STATED GOAL: Give only the number of lines in the material that contain the string "icon".

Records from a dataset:
'''

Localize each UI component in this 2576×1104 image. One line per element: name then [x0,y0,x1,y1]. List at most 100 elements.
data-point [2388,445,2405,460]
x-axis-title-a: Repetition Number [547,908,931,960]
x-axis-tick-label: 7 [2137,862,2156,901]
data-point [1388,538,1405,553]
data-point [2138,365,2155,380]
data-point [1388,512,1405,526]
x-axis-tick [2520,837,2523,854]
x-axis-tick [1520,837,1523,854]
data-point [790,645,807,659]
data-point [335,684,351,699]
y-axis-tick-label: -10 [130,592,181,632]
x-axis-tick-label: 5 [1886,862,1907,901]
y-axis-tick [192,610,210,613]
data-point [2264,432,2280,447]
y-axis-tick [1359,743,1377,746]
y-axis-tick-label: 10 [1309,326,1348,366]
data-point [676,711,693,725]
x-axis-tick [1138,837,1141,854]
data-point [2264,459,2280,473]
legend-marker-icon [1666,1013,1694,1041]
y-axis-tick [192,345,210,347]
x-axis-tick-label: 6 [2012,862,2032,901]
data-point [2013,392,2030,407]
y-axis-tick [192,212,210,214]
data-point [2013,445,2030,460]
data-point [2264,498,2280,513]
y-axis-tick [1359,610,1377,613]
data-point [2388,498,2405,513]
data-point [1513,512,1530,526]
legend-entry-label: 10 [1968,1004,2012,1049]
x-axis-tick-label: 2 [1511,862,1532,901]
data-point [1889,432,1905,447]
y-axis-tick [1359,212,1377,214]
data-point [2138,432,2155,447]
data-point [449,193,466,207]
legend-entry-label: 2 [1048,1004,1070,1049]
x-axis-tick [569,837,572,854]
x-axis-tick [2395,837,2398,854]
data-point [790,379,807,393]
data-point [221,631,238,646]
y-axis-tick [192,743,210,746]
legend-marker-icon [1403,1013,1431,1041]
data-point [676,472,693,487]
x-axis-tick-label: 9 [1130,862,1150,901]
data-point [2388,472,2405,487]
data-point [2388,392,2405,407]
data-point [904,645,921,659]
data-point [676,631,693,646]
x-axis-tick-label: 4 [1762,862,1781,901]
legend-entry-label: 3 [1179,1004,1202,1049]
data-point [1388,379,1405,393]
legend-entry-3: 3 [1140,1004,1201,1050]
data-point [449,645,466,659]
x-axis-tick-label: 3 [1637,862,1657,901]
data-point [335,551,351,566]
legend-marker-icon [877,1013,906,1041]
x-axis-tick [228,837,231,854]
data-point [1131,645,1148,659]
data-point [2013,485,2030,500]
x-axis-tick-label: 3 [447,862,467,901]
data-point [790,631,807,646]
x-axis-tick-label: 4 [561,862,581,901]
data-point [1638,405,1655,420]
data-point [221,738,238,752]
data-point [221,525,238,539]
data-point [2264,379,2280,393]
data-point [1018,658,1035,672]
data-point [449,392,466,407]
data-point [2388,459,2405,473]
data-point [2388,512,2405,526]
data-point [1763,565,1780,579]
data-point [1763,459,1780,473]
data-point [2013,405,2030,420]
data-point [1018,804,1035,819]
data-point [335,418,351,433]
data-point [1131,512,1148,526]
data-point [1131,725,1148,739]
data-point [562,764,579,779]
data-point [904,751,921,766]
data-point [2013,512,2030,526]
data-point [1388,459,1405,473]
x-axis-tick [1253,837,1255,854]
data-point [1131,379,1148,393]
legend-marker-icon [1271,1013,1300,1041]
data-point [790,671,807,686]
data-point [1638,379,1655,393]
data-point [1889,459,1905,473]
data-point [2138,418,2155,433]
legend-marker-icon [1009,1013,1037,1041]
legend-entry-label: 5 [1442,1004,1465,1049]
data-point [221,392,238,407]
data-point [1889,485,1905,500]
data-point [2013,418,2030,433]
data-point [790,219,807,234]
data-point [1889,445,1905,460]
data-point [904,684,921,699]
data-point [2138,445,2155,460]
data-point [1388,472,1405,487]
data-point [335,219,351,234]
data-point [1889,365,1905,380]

'''

ANSWER TO THE PROBLEM: 5